### LISTING:

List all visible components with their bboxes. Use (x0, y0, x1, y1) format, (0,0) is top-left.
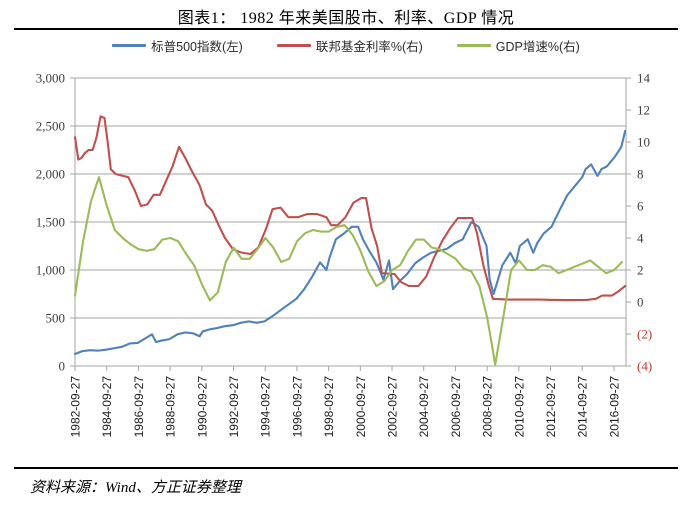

--

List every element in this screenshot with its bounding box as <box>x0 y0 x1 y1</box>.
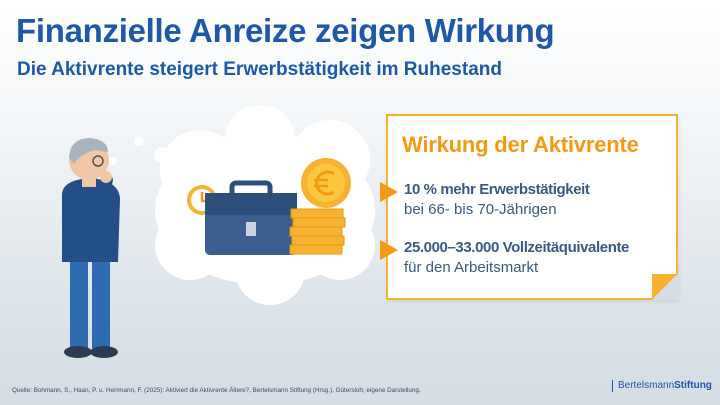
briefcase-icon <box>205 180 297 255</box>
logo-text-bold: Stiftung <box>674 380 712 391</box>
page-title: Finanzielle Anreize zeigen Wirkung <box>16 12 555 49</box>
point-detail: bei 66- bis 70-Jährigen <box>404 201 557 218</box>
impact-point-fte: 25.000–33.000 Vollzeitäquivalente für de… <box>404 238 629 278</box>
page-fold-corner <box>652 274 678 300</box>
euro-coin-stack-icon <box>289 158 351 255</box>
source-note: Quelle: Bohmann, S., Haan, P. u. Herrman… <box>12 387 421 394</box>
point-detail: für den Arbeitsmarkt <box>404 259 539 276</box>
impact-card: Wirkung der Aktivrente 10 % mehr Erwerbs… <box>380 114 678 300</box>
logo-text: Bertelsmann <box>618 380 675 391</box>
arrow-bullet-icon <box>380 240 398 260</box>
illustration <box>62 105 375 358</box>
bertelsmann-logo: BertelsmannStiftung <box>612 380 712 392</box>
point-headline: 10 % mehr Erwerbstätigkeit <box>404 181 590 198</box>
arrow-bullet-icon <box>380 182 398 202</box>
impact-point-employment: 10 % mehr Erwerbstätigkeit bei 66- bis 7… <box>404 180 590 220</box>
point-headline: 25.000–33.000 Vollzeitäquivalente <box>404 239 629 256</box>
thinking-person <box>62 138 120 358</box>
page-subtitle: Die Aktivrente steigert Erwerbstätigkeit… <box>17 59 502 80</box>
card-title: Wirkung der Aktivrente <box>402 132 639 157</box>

### WHAT TO WORK ON:
Please convert the stretch of the data from the line containing "List every element" through the line containing "bertelsmann-logo: BertelsmannStiftung <box>612", both included, into a JSON list of strings with one string per line. Skip blank lines and leave the pictures out.

### WRITTEN RESPONSE:
[
  "List every element in this screenshot with its bounding box as <box>x0 y0 x1 y1</box>.",
  "briefcase-icon <box>205 180 297 255</box>",
  "logo-text-bold: Stiftung <box>674 380 712 391</box>",
  "page-title: Finanzielle Anreize zeigen Wirkung <box>16 12 555 49</box>",
  "point-detail: bei 66- bis 70-Jährigen <box>404 201 557 218</box>",
  "impact-point-fte: 25.000–33.000 Vollzeitäquivalente für de… <box>404 238 629 278</box>",
  "page-fold-corner <box>652 274 678 300</box>",
  "euro-coin-stack-icon <box>289 158 351 255</box>",
  "source-note: Quelle: Bohmann, S., Haan, P. u. Herrman… <box>12 387 421 394</box>",
  "point-detail: für den Arbeitsmarkt <box>404 259 539 276</box>",
  "impact-card: Wirkung der Aktivrente 10 % mehr Erwerbs… <box>380 114 678 300</box>",
  "logo-text: Bertelsmann <box>618 380 675 391</box>",
  "arrow-bullet-icon <box>380 240 398 260</box>",
  "illustration <box>62 105 375 358</box>",
  "bertelsmann-logo: BertelsmannStiftung <box>612 380 712 392</box>"
]